--- The task ---
Write the material out again exactly.
◇ ◇ ◇ ◇ ◇ ◇ ◇
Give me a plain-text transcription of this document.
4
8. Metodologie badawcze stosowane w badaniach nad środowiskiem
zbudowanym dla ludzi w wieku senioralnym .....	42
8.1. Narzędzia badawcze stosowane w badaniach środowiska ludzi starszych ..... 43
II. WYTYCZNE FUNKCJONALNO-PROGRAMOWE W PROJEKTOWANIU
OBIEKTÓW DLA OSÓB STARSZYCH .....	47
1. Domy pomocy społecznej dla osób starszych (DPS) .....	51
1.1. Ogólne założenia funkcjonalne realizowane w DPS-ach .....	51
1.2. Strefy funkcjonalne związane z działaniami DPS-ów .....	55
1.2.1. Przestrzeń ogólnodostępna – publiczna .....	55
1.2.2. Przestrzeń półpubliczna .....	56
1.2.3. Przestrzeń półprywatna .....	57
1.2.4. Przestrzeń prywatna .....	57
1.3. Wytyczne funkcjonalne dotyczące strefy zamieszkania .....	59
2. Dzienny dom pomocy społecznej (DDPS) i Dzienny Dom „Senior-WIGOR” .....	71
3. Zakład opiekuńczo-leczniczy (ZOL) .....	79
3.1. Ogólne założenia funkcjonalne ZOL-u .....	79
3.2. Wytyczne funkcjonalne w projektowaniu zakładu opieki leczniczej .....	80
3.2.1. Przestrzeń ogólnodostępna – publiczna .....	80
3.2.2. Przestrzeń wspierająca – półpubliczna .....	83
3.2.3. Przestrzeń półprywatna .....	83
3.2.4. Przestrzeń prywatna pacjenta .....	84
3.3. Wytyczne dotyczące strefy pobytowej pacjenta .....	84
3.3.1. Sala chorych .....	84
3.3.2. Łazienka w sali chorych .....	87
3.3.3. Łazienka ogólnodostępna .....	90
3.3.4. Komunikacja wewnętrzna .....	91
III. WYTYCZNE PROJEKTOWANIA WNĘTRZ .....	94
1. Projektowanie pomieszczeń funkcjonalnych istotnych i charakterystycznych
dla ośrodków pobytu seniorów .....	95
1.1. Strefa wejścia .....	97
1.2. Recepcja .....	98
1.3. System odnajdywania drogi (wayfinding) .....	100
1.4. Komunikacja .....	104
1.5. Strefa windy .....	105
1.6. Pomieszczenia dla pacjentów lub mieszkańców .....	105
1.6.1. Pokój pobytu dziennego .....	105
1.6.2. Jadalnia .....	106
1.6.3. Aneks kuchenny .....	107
◇ ◇ ◇ ◇ ◇ ◇ ◇
--- Final answer ---
Give me a plain-text transcription of this document.
4
8. Metodologie badawcze stosowane w badaniach nad środowiskiem
zbudowanym dla ludzi w wieku senioralnym .....	42
8.1. Narzędzia badawcze stosowane w badaniach środowiska ludzi starszych ..... 43
II. WYTYCZNE FUNKCJONALNO-PROGRAMOWE W PROJEKTOWANIU
OBIEKTÓW DLA OSÓB STARSZYCH .....	47
1. Domy pomocy społecznej dla osób starszych (DPS) .....	51
1.1. Ogólne założenia funkcjonalne realizowane w DPS-ach .....	51
1.2. Strefy funkcjonalne związane z działaniami DPS-ów .....	55
1.2.1. Przestrzeń ogólnodostępna – publiczna .....	55
1.2.2. Przestrzeń półpubliczna .....	56
1.2.3. Przestrzeń półprywatna .....	57
1.2.4. Przestrzeń prywatna .....	57
1.3. Wytyczne funkcjonalne dotyczące strefy zamieszkania .....	59
2. Dzienny dom pomocy społecznej (DDPS) i Dzienny Dom „Senior-WIGOR” .....	71
3. Zakład opiekuńczo-leczniczy (ZOL) .....	79
3.1. Ogólne założenia funkcjonalne ZOL-u .....	79
3.2. Wytyczne funkcjonalne w projektowaniu zakładu opieki leczniczej .....	80
3.2.1. Przestrzeń ogólnodostępna – publiczna .....	80
3.2.2. Przestrzeń wspierająca – półpubliczna .....	83
3.2.3. Przestrzeń półprywatna .....	83
3.2.4. Przestrzeń prywatna pacjenta .....	84
3.3. Wytyczne dotyczące strefy pobytowej pacjenta .....	84
3.3.1. Sala chorych .....	84
3.3.2. Łazienka w sali chorych .....	87
3.3.3. Łazienka ogólnodostępna .....	90
3.3.4. Komunikacja wewnętrzna .....	91
III. WYTYCZNE PROJEKTOWANIA WNĘTRZ .....	94
1. Projektowanie pomieszczeń funkcjonalnych istotnych i charakterystycznych
dla ośrodków pobytu seniorów .....	95
1.1. Strefa wejścia .....	97
1.2. Recepcja .....	98
1.3. System odnajdywania drogi (wayfinding) .....	100
1.4. Komunikacja .....	104
1.5. Strefa windy .....	105
1.6. Pomieszczenia dla pacjentów lub mieszkańców .....	105
1.6.1. Pokój pobytu dziennego .....	105
1.6.2. Jadalnia .....	106
1.6.3. Aneks kuchenny .....	107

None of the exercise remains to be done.